WHAT TO PRODUCE:
Look for the word "color" in the entries below, then copy every line that has it.
>> Start ITEMS
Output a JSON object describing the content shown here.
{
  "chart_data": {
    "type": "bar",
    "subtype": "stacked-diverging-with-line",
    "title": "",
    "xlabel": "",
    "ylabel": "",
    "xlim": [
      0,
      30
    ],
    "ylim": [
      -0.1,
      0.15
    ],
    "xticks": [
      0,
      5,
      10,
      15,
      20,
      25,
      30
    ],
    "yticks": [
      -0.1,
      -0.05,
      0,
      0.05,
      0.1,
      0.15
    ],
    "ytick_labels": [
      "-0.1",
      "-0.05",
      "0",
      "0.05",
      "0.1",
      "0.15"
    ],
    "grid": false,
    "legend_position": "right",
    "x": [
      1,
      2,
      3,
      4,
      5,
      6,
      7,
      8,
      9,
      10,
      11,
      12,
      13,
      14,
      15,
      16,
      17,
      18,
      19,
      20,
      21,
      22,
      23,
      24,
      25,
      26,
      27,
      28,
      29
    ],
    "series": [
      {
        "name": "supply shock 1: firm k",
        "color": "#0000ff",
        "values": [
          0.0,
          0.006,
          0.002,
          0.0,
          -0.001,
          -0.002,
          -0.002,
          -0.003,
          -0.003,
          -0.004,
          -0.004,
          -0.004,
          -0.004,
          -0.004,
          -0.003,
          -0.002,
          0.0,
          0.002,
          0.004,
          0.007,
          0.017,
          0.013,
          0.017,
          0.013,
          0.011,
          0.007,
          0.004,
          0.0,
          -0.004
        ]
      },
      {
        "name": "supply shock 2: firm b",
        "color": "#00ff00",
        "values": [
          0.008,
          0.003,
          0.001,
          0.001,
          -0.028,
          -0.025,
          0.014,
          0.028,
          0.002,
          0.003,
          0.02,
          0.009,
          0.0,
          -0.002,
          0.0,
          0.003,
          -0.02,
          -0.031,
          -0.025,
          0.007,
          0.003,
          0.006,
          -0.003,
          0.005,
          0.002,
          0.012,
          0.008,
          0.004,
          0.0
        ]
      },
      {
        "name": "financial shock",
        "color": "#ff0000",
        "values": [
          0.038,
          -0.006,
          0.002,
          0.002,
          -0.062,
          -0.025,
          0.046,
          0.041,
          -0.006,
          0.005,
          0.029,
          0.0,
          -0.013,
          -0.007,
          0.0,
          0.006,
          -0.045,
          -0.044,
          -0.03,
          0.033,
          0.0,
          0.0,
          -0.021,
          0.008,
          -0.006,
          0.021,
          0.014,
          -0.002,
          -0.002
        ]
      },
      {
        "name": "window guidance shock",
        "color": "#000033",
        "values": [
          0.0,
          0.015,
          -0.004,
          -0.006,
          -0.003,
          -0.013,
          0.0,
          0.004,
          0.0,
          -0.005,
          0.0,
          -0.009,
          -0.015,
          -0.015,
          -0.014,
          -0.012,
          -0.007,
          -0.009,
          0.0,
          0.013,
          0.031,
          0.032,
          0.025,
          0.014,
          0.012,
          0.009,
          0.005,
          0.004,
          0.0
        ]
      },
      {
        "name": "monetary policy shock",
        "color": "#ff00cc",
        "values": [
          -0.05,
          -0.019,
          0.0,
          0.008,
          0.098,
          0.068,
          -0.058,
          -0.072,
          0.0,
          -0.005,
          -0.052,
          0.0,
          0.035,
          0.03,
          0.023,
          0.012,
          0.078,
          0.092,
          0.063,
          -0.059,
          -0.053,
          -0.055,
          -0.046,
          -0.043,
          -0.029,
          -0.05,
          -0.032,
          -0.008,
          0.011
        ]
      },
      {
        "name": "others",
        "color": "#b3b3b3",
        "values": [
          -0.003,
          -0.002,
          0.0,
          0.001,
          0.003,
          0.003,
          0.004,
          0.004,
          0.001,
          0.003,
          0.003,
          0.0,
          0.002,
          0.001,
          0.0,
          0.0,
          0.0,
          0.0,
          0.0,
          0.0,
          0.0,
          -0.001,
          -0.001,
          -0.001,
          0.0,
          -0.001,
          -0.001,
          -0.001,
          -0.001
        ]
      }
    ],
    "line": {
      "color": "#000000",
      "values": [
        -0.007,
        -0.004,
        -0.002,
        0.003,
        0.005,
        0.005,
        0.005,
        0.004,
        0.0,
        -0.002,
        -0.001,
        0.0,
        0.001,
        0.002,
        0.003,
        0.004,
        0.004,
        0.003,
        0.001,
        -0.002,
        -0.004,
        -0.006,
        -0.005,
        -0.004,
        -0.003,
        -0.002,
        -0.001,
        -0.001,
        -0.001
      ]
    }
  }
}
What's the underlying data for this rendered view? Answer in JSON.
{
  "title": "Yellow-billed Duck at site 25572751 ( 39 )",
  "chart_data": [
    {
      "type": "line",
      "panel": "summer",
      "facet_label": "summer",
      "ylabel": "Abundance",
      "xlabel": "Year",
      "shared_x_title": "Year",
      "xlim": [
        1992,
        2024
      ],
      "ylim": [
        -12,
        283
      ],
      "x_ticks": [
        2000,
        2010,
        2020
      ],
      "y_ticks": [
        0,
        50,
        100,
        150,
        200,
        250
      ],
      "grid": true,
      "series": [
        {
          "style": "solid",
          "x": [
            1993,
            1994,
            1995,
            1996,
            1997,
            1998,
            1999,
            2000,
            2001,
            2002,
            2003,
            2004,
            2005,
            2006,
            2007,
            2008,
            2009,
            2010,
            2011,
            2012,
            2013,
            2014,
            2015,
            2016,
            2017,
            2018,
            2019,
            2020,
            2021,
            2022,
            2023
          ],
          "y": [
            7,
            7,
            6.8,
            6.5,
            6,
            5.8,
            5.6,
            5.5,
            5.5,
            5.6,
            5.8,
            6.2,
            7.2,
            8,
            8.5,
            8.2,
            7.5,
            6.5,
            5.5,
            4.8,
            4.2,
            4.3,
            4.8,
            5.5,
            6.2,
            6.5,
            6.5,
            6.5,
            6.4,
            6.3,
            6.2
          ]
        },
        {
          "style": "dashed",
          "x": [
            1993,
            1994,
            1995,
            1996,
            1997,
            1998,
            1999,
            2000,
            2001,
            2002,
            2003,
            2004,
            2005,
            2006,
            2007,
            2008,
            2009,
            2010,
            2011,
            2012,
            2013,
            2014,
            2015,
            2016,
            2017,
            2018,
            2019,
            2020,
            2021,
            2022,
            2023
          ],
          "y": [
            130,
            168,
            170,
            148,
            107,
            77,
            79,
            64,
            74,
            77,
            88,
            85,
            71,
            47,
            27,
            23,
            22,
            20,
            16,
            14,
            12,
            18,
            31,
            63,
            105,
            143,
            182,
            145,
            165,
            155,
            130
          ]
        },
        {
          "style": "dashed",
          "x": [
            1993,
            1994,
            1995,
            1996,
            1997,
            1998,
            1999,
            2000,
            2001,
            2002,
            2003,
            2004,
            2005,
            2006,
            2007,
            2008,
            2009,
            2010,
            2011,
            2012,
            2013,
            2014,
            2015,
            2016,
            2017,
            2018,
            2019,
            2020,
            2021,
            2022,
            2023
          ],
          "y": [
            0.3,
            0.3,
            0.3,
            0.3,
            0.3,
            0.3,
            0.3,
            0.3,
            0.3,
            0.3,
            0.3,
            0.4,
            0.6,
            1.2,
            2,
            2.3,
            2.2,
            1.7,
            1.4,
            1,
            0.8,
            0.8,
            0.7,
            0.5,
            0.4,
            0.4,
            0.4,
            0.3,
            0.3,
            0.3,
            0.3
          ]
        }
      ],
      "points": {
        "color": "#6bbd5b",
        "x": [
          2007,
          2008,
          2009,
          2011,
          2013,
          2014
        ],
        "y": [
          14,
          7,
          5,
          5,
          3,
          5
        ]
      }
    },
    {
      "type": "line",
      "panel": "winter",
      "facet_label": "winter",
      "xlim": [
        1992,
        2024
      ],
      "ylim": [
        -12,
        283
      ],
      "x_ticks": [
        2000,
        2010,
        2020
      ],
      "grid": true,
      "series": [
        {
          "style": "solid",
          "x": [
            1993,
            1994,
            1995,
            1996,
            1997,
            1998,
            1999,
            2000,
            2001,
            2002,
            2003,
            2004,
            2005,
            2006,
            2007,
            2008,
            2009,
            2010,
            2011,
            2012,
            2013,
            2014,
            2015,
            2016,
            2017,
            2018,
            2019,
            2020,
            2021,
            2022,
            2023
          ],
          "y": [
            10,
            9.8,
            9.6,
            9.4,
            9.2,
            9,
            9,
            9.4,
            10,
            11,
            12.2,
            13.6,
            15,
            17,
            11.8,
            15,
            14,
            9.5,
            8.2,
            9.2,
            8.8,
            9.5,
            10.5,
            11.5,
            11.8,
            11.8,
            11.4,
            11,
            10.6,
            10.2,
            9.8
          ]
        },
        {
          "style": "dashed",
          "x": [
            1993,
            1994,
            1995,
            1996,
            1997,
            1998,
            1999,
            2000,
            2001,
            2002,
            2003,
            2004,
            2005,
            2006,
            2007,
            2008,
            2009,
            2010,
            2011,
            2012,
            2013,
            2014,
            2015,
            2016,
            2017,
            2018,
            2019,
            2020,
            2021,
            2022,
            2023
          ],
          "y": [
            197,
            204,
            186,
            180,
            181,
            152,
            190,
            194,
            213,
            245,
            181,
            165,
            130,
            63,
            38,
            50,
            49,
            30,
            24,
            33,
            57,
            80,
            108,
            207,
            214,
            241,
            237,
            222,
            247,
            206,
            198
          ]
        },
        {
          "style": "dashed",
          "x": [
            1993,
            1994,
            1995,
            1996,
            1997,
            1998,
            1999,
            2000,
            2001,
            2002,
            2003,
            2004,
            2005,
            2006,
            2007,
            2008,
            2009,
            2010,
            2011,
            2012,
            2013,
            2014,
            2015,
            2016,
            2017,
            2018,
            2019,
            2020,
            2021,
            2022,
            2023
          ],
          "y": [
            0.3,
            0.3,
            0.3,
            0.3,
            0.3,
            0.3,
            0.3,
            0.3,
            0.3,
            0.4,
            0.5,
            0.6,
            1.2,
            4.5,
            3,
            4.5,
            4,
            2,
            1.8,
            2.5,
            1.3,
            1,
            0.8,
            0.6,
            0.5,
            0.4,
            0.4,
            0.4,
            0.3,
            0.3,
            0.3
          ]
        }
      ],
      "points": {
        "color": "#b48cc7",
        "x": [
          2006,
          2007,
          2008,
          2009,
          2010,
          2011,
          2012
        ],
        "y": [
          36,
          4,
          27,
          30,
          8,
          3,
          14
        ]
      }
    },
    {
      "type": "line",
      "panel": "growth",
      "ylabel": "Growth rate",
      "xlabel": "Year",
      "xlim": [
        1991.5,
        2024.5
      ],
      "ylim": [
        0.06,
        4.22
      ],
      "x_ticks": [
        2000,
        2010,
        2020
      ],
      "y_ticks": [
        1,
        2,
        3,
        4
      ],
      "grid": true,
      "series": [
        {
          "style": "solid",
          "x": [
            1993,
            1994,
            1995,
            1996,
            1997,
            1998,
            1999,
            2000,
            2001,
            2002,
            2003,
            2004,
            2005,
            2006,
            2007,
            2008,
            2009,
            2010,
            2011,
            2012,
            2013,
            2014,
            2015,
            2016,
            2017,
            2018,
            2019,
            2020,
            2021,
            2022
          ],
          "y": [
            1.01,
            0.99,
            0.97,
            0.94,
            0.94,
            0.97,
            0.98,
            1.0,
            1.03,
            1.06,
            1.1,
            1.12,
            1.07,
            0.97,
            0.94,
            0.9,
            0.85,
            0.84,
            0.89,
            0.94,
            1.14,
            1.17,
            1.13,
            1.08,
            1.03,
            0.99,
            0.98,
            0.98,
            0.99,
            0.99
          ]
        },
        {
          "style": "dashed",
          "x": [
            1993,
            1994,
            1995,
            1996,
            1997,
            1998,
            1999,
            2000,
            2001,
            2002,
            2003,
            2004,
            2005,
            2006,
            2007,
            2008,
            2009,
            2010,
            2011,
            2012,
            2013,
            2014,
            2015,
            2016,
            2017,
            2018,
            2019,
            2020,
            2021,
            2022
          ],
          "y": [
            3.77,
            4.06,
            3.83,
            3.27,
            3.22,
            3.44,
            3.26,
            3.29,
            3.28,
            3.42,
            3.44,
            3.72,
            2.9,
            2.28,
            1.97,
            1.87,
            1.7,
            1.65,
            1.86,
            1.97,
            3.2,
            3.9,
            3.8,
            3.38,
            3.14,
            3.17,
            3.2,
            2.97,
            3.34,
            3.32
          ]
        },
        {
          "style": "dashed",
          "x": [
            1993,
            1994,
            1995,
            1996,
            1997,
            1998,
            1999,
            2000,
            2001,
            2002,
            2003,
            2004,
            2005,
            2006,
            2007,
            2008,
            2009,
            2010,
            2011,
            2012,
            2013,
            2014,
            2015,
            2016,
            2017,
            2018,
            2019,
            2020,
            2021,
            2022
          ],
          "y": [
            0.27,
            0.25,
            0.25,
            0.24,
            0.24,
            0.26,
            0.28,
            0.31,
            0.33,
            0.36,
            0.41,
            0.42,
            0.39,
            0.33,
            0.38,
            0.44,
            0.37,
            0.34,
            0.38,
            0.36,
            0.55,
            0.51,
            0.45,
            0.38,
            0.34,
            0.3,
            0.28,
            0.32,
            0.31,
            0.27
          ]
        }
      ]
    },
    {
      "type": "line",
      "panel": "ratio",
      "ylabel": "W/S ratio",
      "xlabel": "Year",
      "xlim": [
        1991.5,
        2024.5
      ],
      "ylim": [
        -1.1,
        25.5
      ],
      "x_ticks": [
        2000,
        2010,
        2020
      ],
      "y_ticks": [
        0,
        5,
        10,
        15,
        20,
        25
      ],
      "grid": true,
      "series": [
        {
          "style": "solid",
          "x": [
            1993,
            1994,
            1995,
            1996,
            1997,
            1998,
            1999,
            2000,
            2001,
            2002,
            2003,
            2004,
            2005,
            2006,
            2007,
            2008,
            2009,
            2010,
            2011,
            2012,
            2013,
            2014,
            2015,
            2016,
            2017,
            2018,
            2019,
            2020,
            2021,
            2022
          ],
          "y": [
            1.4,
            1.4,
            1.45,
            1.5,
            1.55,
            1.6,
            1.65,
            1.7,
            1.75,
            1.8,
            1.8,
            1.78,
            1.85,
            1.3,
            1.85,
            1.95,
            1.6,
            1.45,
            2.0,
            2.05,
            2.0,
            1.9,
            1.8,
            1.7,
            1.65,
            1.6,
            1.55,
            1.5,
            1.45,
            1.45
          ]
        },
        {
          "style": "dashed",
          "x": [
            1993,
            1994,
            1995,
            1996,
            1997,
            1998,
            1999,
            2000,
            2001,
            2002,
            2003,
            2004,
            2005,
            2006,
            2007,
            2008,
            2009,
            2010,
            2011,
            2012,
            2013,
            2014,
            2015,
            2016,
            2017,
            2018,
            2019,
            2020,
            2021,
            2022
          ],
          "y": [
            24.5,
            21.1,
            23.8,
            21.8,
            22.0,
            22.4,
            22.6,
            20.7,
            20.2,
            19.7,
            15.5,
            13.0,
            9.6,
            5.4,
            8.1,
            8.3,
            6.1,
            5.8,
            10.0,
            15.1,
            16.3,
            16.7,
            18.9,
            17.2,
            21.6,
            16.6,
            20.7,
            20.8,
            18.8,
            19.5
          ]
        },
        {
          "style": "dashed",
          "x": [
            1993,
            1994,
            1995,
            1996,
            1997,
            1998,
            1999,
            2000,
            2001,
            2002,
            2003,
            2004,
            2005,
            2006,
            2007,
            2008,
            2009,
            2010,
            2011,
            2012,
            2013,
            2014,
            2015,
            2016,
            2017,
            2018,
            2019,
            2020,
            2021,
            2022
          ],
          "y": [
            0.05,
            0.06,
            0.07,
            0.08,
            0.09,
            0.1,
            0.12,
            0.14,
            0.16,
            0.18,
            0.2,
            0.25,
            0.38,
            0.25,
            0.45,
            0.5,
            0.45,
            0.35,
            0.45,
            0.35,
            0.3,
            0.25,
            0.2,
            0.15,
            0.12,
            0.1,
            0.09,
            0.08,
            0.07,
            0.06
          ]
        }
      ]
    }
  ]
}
>> End ITEMS
REPLY:
        "color": "#0000ff",
        "color": "#00ff00",
        "color": "#ff0000",
        "color": "#000033",
        "color": "#ff00cc",
        "color": "#b3b3b3",
      "color": "#000000",
        "color": "#6bbd5b",
        "color": "#b48cc7",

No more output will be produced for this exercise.